----- DATA TO PROCESS
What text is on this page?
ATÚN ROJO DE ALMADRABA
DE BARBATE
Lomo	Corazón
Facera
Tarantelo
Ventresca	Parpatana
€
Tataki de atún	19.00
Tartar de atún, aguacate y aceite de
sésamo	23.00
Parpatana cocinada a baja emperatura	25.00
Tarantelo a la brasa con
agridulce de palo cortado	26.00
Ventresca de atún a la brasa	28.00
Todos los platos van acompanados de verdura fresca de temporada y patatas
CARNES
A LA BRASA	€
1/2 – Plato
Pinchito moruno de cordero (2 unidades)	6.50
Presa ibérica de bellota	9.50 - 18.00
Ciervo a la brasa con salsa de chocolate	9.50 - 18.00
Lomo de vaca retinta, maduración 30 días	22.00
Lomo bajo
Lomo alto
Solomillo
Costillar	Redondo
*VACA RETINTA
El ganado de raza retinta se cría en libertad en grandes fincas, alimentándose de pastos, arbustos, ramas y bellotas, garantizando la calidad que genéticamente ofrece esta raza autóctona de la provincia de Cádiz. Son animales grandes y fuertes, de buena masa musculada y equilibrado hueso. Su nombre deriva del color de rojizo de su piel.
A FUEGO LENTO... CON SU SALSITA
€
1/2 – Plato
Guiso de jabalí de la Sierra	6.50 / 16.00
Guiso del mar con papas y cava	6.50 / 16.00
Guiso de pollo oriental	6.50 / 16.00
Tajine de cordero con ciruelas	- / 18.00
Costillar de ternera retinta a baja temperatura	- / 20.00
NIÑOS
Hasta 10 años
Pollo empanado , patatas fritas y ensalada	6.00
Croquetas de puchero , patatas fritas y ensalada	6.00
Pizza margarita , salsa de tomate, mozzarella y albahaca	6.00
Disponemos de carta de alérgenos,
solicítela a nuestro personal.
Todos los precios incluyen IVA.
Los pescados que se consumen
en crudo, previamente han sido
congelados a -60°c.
----------
WORK REQUIRED: Above are some records; repeat all of them exactly.

TASK RESPONSE:
What text is on this page?
ATÚN ROJO DE ALMADRABA
DE BARBATE
Lomo	Corazón
Facera
Tarantelo
Ventresca	Parpatana
€
Tataki de atún	19.00
Tartar de atún, aguacate y aceite de
sésamo	23.00
Parpatana cocinada a baja emperatura	25.00
Tarantelo a la brasa con
agridulce de palo cortado	26.00
Ventresca de atún a la brasa	28.00
Todos los platos van acompanados de verdura fresca de temporada y patatas
CARNES
A LA BRASA	€
1/2 – Plato
Pinchito moruno de cordero (2 unidades)	6.50
Presa ibérica de bellota	9.50 - 18.00
Ciervo a la brasa con salsa de chocolate	9.50 - 18.00
Lomo de vaca retinta, maduración 30 días	22.00
Lomo bajo
Lomo alto
Solomillo
Costillar	Redondo
*VACA RETINTA
El ganado de raza retinta se cría en libertad en grandes fincas, alimentándose de pastos, arbustos, ramas y bellotas, garantizando la calidad que genéticamente ofrece esta raza autóctona de la provincia de Cádiz. Son animales grandes y fuertes, de buena masa musculada y equilibrado hueso. Su nombre deriva del color de rojizo de su piel.
A FUEGO LENTO... CON SU SALSITA
€
1/2 – Plato
Guiso de jabalí de la Sierra	6.50 / 16.00
Guiso del mar con papas y cava	6.50 / 16.00
Guiso de pollo oriental	6.50 / 16.00
Tajine de cordero con ciruelas	- / 18.00
Costillar de ternera retinta a baja temperatura	- / 20.00
NIÑOS
Hasta 10 años
Pollo empanado , patatas fritas y ensalada	6.00
Croquetas de puchero , patatas fritas y ensalada	6.00
Pizza margarita , salsa de tomate, mozzarella y albahaca	6.00
Disponemos de carta de alérgenos,
solicítela a nuestro personal.
Todos los precios incluyen IVA.
Los pescados que se consumen
en crudo, previamente han sido
congelados a -60°c.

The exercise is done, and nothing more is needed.